### [WHAT THIS TASK INVOLVES]
Give the number of lines that hold the string "name". Nothing else is needed.

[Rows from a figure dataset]
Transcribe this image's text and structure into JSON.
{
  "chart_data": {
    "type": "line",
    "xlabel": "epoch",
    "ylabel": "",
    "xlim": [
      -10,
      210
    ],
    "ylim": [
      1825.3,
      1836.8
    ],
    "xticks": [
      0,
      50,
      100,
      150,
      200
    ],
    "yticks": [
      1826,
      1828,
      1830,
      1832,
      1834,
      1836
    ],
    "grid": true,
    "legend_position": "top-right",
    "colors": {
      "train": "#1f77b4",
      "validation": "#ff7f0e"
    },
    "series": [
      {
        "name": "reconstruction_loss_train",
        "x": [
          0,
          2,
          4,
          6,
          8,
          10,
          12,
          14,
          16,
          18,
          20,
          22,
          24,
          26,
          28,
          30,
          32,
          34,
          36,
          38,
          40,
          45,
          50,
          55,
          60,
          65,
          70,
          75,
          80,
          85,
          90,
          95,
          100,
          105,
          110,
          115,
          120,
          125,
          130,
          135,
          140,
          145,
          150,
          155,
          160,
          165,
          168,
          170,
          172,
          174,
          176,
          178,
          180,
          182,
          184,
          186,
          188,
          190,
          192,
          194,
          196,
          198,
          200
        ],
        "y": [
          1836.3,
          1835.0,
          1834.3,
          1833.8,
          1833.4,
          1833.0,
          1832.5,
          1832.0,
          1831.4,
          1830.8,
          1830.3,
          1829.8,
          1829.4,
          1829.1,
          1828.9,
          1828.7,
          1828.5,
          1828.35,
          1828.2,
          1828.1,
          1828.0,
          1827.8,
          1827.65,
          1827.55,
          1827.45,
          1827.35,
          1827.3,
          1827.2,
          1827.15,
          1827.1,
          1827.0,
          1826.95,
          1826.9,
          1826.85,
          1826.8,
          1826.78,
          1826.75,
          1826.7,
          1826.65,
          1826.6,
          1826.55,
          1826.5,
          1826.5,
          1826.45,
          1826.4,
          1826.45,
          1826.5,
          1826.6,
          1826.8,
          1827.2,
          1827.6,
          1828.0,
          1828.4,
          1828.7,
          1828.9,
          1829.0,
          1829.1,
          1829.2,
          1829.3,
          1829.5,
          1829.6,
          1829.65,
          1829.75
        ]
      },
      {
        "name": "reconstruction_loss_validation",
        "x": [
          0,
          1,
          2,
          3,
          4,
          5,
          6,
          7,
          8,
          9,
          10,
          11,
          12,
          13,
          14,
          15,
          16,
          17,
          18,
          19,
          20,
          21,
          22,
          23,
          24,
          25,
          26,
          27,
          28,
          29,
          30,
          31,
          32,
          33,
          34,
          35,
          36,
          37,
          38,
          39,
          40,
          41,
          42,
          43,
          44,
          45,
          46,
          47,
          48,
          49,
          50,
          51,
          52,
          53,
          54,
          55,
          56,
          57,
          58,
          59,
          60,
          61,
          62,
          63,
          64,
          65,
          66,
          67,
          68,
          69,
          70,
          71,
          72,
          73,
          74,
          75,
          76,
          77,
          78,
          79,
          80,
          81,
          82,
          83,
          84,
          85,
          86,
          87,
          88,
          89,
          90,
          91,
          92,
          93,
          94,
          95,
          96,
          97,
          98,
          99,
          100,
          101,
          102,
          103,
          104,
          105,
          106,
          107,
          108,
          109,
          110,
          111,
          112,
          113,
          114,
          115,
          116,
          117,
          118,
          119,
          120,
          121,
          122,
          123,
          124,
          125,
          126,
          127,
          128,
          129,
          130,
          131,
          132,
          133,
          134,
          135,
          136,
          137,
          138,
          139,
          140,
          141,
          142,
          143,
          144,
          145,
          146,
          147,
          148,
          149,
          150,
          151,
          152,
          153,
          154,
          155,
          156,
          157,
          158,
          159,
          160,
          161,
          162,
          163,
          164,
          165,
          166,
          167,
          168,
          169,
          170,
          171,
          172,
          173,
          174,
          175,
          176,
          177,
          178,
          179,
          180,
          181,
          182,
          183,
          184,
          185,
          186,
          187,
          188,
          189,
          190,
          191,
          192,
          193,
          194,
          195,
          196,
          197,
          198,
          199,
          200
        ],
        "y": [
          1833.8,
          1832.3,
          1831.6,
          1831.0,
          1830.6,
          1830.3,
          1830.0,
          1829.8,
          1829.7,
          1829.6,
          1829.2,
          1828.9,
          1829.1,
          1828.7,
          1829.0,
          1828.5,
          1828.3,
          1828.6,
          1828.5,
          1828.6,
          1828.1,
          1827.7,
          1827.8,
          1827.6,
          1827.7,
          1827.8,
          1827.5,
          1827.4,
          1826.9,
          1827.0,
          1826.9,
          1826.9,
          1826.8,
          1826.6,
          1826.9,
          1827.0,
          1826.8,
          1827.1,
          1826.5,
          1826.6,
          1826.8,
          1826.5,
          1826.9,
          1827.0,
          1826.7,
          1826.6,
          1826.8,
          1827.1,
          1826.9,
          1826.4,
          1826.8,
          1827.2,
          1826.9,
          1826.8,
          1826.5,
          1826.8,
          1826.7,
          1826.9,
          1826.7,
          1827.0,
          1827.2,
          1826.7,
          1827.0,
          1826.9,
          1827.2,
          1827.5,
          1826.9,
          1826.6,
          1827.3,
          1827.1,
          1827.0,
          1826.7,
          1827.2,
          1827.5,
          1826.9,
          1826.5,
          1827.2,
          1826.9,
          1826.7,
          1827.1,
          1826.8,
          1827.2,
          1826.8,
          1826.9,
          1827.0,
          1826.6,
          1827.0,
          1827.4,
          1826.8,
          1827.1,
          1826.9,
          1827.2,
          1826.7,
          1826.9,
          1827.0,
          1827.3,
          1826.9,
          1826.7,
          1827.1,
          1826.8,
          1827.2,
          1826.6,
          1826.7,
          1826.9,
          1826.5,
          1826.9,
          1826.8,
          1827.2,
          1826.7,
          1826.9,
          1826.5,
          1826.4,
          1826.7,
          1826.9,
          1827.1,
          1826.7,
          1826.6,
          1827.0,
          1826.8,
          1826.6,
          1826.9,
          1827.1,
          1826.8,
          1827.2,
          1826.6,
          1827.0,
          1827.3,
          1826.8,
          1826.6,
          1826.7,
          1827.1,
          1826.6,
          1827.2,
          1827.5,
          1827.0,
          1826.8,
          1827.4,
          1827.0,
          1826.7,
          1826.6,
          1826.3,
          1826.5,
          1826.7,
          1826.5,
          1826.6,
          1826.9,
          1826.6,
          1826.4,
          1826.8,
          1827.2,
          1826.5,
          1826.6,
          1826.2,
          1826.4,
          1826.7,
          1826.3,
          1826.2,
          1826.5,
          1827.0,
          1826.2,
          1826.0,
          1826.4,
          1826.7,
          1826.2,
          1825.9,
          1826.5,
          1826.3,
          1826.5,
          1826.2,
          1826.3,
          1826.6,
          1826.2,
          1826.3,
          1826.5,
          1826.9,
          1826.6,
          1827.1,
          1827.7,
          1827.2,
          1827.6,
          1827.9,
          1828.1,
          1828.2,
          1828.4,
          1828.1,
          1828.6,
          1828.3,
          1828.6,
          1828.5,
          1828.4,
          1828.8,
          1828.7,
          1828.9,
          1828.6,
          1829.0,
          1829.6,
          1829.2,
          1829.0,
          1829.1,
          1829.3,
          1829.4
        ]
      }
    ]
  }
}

### [OUTPUT]
2